(Records from a data source)
────────────────────────────────────────

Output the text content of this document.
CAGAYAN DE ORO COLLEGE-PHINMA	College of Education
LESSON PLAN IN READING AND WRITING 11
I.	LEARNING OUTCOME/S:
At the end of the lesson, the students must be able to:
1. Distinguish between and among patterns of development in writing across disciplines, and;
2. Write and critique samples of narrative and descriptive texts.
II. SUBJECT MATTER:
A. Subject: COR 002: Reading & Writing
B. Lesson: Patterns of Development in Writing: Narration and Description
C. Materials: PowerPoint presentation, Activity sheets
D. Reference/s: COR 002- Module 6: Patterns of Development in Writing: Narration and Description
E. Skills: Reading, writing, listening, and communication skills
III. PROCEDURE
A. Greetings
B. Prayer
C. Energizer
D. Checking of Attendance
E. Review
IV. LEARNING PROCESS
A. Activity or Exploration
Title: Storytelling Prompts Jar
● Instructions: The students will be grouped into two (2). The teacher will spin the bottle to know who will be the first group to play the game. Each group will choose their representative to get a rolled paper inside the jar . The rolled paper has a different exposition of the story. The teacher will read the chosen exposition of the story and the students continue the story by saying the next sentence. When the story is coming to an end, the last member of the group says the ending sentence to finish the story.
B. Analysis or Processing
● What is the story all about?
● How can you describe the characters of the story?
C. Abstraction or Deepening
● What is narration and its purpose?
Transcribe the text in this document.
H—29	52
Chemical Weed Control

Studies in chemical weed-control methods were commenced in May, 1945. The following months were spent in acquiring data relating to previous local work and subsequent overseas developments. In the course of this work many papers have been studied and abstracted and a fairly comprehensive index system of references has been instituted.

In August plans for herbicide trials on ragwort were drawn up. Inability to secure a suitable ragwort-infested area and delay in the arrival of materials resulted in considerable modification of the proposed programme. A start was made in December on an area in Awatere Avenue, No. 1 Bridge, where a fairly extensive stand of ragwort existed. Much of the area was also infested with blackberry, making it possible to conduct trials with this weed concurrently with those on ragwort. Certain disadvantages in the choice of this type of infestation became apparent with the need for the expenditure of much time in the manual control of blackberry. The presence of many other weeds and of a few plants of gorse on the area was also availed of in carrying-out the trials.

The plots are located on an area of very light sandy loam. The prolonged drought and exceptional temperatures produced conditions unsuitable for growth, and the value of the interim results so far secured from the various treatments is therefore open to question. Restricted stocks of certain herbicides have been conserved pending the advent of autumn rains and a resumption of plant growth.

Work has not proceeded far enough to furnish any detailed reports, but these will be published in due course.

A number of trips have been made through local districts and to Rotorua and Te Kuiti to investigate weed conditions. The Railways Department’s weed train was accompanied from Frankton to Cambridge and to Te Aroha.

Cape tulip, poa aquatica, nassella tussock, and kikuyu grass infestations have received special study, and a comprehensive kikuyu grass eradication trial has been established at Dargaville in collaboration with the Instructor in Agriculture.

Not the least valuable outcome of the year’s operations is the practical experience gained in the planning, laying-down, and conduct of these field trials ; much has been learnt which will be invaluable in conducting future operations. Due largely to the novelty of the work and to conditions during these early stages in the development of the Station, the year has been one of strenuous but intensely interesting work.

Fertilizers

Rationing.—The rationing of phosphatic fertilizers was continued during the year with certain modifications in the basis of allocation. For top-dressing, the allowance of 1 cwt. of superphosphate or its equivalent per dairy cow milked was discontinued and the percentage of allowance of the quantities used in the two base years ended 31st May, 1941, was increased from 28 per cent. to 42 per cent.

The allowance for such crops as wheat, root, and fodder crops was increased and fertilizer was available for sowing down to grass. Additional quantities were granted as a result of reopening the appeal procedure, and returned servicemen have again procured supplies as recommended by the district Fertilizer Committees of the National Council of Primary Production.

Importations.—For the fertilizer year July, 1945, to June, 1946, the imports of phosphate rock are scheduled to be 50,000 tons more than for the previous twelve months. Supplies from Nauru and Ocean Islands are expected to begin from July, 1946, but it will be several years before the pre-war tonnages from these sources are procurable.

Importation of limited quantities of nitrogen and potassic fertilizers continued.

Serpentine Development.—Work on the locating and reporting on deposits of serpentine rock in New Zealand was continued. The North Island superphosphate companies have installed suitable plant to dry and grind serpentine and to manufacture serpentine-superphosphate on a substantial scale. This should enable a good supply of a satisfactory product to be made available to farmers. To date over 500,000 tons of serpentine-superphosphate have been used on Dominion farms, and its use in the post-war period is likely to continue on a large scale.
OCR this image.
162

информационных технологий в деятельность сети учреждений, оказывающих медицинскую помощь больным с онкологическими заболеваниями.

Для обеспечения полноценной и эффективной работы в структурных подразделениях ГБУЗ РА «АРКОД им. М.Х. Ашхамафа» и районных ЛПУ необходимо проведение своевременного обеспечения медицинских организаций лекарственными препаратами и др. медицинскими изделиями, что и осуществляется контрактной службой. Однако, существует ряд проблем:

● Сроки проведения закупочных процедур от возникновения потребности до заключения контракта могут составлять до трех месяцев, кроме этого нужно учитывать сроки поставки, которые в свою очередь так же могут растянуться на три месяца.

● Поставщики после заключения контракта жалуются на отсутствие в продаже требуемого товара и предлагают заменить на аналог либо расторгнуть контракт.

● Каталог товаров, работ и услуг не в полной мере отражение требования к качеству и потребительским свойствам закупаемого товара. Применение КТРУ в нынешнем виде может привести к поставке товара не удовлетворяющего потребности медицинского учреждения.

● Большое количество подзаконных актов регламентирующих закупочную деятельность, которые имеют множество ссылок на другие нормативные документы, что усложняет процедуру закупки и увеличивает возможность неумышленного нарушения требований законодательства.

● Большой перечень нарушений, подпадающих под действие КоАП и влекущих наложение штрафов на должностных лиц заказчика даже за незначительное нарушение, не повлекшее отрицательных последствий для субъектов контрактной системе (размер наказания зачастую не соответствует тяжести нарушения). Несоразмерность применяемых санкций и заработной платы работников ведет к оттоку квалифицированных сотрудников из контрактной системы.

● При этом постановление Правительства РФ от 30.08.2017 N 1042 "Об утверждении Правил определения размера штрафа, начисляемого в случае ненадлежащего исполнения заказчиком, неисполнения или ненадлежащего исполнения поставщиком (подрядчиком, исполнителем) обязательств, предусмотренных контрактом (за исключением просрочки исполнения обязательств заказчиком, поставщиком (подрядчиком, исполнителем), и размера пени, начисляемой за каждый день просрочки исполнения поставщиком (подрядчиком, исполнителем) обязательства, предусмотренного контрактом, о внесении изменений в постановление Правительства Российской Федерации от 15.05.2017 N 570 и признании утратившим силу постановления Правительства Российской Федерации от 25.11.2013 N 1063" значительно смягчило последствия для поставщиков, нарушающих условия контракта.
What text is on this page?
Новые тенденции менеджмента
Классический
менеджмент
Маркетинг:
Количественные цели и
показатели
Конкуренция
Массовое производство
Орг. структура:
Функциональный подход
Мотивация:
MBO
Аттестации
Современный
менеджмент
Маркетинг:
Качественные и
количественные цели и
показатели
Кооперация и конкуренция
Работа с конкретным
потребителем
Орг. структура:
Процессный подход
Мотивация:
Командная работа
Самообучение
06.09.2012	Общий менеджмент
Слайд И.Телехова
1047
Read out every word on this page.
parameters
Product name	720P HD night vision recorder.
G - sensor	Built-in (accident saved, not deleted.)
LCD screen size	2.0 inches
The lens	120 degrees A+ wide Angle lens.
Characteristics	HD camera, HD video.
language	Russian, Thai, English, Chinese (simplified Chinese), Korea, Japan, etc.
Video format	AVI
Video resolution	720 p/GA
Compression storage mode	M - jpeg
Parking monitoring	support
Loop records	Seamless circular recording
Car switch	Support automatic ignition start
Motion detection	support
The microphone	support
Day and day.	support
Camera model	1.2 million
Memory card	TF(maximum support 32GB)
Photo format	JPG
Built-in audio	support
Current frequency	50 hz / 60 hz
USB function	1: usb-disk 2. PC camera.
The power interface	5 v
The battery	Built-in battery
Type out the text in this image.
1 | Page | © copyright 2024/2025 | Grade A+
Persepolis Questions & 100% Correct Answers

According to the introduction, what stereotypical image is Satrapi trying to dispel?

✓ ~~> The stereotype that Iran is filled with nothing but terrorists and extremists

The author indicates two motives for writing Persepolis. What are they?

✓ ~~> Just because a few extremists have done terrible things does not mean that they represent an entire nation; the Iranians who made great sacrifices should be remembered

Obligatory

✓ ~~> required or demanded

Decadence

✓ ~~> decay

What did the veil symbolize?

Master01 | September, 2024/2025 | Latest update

────────────────────────────────────────

Collect each line containing the string "that".

✓ ~~> The stereotype that Iran is filled with nothing but terrorists and extremists
✓ ~~> Just because a few extremists have done terrible things does not mean that they represent an entire nation; the Iranians who made great sacrifices should be remembered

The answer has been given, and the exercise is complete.